> _Listed entries_:
★ ★ ★ ★ ★
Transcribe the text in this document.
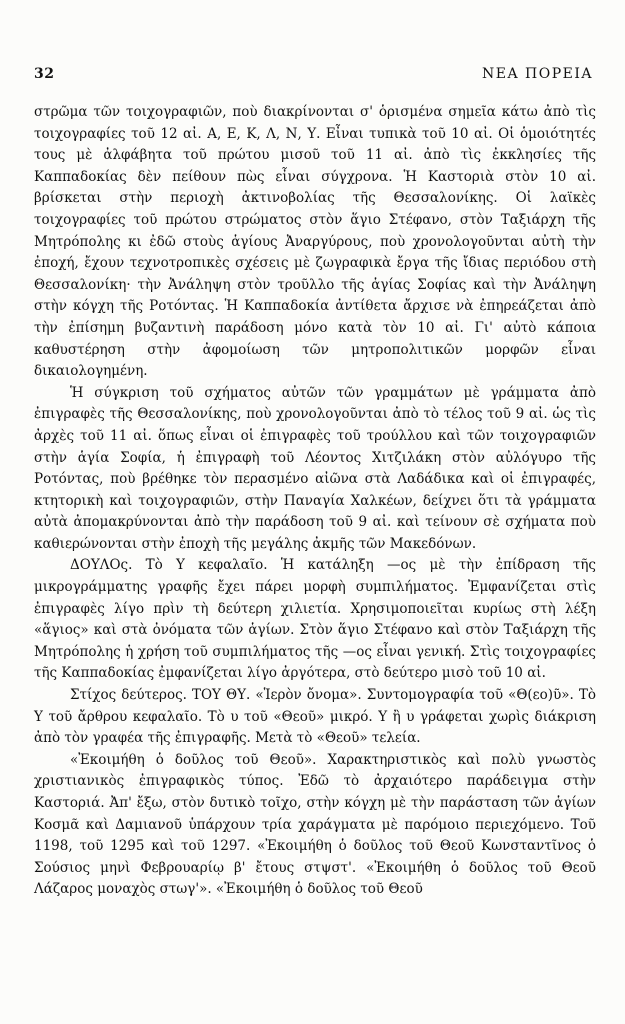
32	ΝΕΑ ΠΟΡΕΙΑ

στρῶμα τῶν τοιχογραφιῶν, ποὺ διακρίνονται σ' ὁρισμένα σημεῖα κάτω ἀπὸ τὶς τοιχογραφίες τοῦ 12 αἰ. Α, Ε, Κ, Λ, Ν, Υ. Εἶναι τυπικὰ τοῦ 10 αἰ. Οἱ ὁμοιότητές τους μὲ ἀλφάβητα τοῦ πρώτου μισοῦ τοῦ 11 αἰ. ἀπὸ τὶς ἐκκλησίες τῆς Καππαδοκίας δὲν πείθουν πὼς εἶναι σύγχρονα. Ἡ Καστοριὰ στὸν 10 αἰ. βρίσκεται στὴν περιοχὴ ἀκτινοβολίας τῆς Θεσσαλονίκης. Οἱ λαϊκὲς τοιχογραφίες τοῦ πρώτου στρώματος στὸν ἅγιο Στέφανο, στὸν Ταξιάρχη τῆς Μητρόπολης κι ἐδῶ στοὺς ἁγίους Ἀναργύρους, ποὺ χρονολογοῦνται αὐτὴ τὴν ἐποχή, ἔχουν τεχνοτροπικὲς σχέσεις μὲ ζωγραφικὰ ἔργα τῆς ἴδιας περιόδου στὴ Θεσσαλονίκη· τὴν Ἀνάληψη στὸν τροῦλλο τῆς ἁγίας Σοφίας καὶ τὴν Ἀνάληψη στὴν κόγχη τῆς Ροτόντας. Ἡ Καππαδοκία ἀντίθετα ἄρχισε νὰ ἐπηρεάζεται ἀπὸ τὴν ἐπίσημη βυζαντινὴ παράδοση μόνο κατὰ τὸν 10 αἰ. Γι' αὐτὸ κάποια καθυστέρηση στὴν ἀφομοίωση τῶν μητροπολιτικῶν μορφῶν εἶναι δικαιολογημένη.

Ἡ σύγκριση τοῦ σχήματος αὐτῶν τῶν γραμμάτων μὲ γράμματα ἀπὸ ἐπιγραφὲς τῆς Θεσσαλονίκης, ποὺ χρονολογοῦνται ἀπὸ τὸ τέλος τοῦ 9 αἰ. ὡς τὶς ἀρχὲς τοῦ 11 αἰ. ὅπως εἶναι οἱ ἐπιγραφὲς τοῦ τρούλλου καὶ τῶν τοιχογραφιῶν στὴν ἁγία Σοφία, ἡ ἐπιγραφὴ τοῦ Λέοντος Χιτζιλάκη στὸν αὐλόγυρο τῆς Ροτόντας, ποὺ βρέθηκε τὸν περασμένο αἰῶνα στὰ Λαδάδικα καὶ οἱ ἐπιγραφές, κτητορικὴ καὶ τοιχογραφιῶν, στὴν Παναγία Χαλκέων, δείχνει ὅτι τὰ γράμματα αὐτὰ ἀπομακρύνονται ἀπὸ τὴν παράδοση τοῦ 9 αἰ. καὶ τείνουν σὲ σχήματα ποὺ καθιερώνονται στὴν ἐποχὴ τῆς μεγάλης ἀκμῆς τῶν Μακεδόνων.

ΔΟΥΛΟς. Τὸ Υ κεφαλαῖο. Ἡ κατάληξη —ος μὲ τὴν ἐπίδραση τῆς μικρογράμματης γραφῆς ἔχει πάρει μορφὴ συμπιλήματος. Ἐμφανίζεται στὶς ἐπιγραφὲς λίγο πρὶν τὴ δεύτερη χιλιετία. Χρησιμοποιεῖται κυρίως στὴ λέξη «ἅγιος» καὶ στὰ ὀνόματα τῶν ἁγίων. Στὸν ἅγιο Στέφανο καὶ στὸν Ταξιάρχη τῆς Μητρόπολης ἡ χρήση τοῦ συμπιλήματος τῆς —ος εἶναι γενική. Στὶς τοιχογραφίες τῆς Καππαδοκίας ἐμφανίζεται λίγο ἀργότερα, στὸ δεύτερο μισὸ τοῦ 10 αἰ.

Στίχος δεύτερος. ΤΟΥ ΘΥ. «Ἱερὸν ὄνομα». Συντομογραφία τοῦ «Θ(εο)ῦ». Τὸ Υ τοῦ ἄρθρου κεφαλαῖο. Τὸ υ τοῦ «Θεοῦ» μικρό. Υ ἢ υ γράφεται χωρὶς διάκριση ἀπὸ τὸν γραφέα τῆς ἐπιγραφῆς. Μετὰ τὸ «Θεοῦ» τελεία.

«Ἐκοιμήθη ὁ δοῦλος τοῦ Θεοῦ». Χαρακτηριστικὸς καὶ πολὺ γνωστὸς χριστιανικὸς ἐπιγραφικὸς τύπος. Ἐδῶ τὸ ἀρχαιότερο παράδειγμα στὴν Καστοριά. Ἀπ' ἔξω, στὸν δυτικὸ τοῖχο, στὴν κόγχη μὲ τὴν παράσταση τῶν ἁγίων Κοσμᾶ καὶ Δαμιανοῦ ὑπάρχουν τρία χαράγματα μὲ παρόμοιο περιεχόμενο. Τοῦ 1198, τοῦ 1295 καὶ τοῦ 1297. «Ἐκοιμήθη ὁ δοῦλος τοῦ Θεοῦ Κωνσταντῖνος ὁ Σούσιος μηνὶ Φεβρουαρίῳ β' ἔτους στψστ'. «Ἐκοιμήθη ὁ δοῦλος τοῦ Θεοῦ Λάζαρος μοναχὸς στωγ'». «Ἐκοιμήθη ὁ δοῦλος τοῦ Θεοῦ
★ ★ ★ ★ ★
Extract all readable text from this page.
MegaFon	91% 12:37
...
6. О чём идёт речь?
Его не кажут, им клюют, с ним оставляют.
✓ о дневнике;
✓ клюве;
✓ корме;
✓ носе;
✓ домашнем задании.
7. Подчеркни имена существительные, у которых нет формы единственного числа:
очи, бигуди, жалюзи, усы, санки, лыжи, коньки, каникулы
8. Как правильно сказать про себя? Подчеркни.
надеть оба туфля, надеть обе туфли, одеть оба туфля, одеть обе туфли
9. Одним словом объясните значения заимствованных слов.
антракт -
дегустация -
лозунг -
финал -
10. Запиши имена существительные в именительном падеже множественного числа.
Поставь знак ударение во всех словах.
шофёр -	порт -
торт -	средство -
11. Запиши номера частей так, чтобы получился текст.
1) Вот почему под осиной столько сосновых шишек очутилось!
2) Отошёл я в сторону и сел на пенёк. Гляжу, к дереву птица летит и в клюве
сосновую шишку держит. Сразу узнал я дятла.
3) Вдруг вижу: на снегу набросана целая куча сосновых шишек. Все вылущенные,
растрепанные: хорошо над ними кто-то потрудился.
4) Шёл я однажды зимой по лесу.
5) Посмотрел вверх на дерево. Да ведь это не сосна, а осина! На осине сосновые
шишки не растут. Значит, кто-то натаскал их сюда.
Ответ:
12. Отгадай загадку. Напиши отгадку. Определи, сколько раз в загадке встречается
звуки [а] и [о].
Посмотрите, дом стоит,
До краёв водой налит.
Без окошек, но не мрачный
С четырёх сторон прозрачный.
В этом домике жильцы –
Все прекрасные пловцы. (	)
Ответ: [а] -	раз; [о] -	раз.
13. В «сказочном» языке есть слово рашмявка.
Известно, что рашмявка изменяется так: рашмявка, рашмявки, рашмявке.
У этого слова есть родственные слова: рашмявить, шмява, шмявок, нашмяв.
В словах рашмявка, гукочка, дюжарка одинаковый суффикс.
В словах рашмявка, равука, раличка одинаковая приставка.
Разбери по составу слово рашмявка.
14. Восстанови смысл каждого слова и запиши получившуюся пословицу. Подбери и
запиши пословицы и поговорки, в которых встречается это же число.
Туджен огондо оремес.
★ ★ ★ ★ ★
> _Exercise_:
Pick every line with "this" in it and copy it.

> _Exercise answer_:
Transcribe the text in this document.
Extract all readable text from this page.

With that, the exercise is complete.